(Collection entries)
-- -- --

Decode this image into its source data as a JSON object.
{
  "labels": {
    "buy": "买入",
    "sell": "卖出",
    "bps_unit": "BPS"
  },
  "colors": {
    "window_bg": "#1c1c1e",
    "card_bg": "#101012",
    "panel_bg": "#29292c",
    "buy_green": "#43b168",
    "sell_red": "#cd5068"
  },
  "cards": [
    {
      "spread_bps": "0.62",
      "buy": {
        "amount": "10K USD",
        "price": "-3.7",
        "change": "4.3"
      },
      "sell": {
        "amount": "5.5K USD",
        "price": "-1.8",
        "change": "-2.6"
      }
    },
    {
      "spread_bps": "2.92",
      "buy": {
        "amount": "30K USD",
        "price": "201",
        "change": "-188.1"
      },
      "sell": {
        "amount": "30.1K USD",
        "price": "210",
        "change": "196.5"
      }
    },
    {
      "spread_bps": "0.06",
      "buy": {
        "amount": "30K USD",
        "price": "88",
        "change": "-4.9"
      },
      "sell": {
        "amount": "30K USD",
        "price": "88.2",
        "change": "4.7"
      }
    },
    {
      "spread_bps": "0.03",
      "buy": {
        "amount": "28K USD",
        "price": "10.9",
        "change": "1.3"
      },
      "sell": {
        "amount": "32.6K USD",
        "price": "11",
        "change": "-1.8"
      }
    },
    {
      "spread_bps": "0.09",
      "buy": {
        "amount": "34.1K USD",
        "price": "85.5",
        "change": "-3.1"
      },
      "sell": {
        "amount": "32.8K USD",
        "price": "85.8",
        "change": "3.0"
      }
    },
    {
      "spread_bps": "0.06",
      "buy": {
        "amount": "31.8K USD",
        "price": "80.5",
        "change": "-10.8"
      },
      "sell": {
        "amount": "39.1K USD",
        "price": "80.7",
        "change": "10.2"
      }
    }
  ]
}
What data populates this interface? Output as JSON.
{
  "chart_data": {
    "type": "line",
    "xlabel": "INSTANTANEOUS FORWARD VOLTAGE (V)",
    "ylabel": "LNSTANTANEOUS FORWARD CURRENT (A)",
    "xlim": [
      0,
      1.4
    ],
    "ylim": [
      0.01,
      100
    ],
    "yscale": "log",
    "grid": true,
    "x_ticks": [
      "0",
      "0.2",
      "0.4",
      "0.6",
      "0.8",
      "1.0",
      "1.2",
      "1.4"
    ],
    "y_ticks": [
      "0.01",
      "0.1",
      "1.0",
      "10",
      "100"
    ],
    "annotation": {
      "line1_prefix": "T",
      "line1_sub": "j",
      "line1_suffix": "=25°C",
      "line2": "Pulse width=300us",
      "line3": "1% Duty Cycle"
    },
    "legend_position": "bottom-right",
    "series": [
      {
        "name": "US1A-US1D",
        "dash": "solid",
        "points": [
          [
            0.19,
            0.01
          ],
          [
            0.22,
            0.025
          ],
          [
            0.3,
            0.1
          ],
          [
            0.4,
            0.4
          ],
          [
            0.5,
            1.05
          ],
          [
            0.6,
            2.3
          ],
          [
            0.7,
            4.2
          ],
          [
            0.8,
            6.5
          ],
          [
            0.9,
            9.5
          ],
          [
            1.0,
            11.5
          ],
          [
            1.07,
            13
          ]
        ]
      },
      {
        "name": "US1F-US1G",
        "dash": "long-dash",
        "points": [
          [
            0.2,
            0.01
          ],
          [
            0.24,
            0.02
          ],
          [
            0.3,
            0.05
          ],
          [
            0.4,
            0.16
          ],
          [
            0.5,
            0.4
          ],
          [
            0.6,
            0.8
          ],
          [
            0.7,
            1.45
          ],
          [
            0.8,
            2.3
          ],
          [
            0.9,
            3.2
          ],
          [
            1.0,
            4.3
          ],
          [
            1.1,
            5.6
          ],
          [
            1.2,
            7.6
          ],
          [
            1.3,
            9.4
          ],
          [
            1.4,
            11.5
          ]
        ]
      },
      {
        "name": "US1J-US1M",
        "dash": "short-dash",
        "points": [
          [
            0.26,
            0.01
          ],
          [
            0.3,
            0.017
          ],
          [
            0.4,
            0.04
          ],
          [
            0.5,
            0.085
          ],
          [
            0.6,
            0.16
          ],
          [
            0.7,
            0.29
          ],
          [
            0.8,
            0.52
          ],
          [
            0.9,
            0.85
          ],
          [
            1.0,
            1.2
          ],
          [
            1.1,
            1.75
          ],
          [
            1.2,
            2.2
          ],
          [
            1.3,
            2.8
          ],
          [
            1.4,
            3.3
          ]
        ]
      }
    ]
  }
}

-- -- --

> [What you have to do]:
Copy down every line of the entries containing the word "FORWARD".

> [Result below]:
    "xlabel": "INSTANTANEOUS FORWARD VOLTAGE (V)",
    "ylabel": "LNSTANTANEOUS FORWARD CURRENT (A)",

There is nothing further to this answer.